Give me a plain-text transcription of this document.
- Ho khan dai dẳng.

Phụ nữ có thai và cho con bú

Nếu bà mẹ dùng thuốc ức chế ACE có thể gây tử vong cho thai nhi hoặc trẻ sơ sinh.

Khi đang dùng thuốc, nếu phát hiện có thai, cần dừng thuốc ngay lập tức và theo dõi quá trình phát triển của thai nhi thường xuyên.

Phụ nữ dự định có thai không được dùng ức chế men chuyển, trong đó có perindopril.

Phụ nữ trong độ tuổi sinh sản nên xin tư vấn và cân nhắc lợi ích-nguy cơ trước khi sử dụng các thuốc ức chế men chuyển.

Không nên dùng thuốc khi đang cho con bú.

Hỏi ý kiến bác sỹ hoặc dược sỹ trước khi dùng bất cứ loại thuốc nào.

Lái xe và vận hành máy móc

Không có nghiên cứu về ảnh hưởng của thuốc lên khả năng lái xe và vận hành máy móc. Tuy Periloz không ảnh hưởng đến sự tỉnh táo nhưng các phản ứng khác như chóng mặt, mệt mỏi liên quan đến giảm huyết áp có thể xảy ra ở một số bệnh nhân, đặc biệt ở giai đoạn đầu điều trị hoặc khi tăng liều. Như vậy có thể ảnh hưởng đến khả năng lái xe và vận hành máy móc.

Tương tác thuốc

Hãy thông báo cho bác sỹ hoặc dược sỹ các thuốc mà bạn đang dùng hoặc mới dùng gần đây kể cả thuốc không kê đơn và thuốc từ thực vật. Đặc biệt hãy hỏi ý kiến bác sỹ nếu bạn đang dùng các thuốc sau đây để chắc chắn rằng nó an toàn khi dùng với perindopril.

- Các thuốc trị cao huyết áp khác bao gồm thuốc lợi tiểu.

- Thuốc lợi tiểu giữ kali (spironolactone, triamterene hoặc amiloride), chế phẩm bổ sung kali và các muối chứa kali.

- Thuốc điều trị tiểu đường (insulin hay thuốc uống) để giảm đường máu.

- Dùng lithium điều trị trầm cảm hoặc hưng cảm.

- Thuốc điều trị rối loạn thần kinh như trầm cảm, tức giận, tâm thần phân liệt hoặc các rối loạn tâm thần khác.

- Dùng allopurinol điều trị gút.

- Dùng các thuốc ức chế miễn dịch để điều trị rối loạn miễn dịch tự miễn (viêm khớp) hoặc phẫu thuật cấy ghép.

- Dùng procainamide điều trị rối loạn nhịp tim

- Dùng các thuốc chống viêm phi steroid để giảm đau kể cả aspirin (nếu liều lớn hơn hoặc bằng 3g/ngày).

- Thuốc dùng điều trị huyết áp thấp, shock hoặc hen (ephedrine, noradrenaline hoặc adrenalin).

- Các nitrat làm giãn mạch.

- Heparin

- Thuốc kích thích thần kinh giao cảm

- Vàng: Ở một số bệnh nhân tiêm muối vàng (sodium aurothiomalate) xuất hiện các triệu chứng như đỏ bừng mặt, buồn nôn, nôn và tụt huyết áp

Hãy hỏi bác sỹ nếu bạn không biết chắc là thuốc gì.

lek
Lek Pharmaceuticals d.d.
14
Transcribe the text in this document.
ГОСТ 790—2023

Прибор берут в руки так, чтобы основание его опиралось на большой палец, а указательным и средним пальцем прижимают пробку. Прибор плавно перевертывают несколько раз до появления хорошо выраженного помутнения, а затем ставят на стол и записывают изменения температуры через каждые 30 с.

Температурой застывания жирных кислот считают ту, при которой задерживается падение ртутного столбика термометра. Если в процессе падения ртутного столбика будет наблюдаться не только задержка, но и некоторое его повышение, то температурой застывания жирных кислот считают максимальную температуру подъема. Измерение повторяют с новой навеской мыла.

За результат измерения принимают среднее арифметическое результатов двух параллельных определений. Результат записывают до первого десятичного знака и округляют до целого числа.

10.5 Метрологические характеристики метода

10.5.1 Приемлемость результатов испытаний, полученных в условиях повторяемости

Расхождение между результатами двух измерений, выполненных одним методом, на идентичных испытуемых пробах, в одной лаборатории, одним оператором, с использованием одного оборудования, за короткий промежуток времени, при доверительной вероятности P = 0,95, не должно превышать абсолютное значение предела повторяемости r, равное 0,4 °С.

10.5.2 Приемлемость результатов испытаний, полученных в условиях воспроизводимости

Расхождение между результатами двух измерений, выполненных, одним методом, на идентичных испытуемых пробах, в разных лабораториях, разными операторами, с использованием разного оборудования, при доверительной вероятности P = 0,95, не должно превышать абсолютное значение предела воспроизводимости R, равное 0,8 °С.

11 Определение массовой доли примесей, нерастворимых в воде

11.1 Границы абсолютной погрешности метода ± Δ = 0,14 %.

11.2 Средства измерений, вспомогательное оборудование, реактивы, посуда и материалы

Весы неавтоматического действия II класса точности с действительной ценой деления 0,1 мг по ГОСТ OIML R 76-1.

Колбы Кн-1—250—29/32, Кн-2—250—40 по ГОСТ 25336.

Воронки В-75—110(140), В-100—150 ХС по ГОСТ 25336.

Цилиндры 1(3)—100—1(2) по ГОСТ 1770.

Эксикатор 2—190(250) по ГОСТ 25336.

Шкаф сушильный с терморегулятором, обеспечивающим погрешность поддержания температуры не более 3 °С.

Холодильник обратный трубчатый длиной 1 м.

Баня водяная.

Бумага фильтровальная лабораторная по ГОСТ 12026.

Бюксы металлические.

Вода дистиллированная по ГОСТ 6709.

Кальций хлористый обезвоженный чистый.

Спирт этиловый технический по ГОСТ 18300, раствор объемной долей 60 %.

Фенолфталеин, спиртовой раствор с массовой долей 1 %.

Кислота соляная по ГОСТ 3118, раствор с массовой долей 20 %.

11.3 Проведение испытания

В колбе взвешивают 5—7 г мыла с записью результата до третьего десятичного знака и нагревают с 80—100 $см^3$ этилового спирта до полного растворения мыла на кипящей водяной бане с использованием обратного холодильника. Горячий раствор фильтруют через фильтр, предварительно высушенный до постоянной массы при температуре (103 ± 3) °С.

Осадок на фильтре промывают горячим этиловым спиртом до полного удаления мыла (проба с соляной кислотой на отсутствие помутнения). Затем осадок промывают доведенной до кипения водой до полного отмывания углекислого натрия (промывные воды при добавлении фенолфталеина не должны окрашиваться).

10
++++++++++++++++++++
● REQUIREMENT: Go through the records and print each one exactly.

● COMPLETE OUTPUT:
Give me a plain-text transcription of this document.
- Ho khan dai dẳng.

Phụ nữ có thai và cho con bú

Nếu bà mẹ dùng thuốc ức chế ACE có thể gây tử vong cho thai nhi hoặc trẻ sơ sinh.

Khi đang dùng thuốc, nếu phát hiện có thai, cần dừng thuốc ngay lập tức và theo dõi quá trình phát triển của thai nhi thường xuyên.

Phụ nữ dự định có thai không được dùng ức chế men chuyển, trong đó có perindopril.

Phụ nữ trong độ tuổi sinh sản nên xin tư vấn và cân nhắc lợi ích-nguy cơ trước khi sử dụng các thuốc ức chế men chuyển.

Không nên dùng thuốc khi đang cho con bú.

Hỏi ý kiến bác sỹ hoặc dược sỹ trước khi dùng bất cứ loại thuốc nào.

Lái xe và vận hành máy móc

Không có nghiên cứu về ảnh hưởng của thuốc lên khả năng lái xe và vận hành máy móc. Tuy Periloz không ảnh hưởng đến sự tỉnh táo nhưng các phản ứng khác như chóng mặt, mệt mỏi liên quan đến giảm huyết áp có thể xảy ra ở một số bệnh nhân, đặc biệt ở giai đoạn đầu điều trị hoặc khi tăng liều. Như vậy có thể ảnh hưởng đến khả năng lái xe và vận hành máy móc.

Tương tác thuốc

Hãy thông báo cho bác sỹ hoặc dược sỹ các thuốc mà bạn đang dùng hoặc mới dùng gần đây kể cả thuốc không kê đơn và thuốc từ thực vật. Đặc biệt hãy hỏi ý kiến bác sỹ nếu bạn đang dùng các thuốc sau đây để chắc chắn rằng nó an toàn khi dùng với perindopril.

- Các thuốc trị cao huyết áp khác bao gồm thuốc lợi tiểu.

- Thuốc lợi tiểu giữ kali (spironolactone, triamterene hoặc amiloride), chế phẩm bổ sung kali và các muối chứa kali.

- Thuốc điều trị tiểu đường (insulin hay thuốc uống) để giảm đường máu.

- Dùng lithium điều trị trầm cảm hoặc hưng cảm.

- Thuốc điều trị rối loạn thần kinh như trầm cảm, tức giận, tâm thần phân liệt hoặc các rối loạn tâm thần khác.

- Dùng allopurinol điều trị gút.

- Dùng các thuốc ức chế miễn dịch để điều trị rối loạn miễn dịch tự miễn (viêm khớp) hoặc phẫu thuật cấy ghép.

- Dùng procainamide điều trị rối loạn nhịp tim

- Dùng các thuốc chống viêm phi steroid để giảm đau kể cả aspirin (nếu liều lớn hơn hoặc bằng 3g/ngày).

- Thuốc dùng điều trị huyết áp thấp, shock hoặc hen (ephedrine, noradrenaline hoặc adrenalin).

- Các nitrat làm giãn mạch.

- Heparin

- Thuốc kích thích thần kinh giao cảm

- Vàng: Ở một số bệnh nhân tiêm muối vàng (sodium aurothiomalate) xuất hiện các triệu chứng như đỏ bừng mặt, buồn nôn, nôn và tụt huyết áp

Hãy hỏi bác sỹ nếu bạn không biết chắc là thuốc gì.

lek
Lek Pharmaceuticals d.d.
14
Transcribe the text in this document.
ГОСТ 790—2023

Прибор берут в руки так, чтобы основание его опиралось на большой палец, а указательным и средним пальцем прижимают пробку. Прибор плавно перевертывают несколько раз до появления хорошо выраженного помутнения, а затем ставят на стол и записывают изменения температуры через каждые 30 с.

Температурой застывания жирных кислот считают ту, при которой задерживается падение ртутного столбика термометра. Если в процессе падения ртутного столбика будет наблюдаться не только задержка, но и некоторое его повышение, то температурой застывания жирных кислот считают максимальную температуру подъема. Измерение повторяют с новой навеской мыла.

За результат измерения принимают среднее арифметическое результатов двух параллельных определений. Результат записывают до первого десятичного знака и округляют до целого числа.

10.5 Метрологические характеристики метода

10.5.1 Приемлемость результатов испытаний, полученных в условиях повторяемости

Расхождение между результатами двух измерений, выполненных одним методом, на идентичных испытуемых пробах, в одной лаборатории, одним оператором, с использованием одного оборудования, за короткий промежуток времени, при доверительной вероятности P = 0,95, не должно превышать абсолютное значение предела повторяемости r, равное 0,4 °С.

10.5.2 Приемлемость результатов испытаний, полученных в условиях воспроизводимости

Расхождение между результатами двух измерений, выполненных, одним методом, на идентичных испытуемых пробах, в разных лабораториях, разными операторами, с использованием разного оборудования, при доверительной вероятности P = 0,95, не должно превышать абсолютное значение предела воспроизводимости R, равное 0,8 °С.

11 Определение массовой доли примесей, нерастворимых в воде

11.1 Границы абсолютной погрешности метода ± Δ = 0,14 %.

11.2 Средства измерений, вспомогательное оборудование, реактивы, посуда и материалы

Весы неавтоматического действия II класса точности с действительной ценой деления 0,1 мг по ГОСТ OIML R 76-1.

Колбы Кн-1—250—29/32, Кн-2—250—40 по ГОСТ 25336.

Воронки В-75—110(140), В-100—150 ХС по ГОСТ 25336.

Цилиндры 1(3)—100—1(2) по ГОСТ 1770.

Эксикатор 2—190(250) по ГОСТ 25336.

Шкаф сушильный с терморегулятором, обеспечивающим погрешность поддержания температуры не более 3 °С.

Холодильник обратный трубчатый длиной 1 м.

Баня водяная.

Бумага фильтровальная лабораторная по ГОСТ 12026.

Бюксы металлические.

Вода дистиллированная по ГОСТ 6709.

Кальций хлористый обезвоженный чистый.

Спирт этиловый технический по ГОСТ 18300, раствор объемной долей 60 %.

Фенолфталеин, спиртовой раствор с массовой долей 1 %.

Кислота соляная по ГОСТ 3118, раствор с массовой долей 20 %.

11.3 Проведение испытания

В колбе взвешивают 5—7 г мыла с записью результата до третьего десятичного знака и нагревают с 80—100 $см^3$ этилового спирта до полного растворения мыла на кипящей водяной бане с использованием обратного холодильника. Горячий раствор фильтруют через фильтр, предварительно высушенный до постоянной массы при температуре (103 ± 3) °С.

Осадок на фильтре промывают горячим этиловым спиртом до полного удаления мыла (проба с соляной кислотой на отсутствие помутнения). Затем осадок промывают доведенной до кипения водой до полного отмывания углекислого натрия (промывные воды при добавлении фенолфталеина не должны окрашиваться).

10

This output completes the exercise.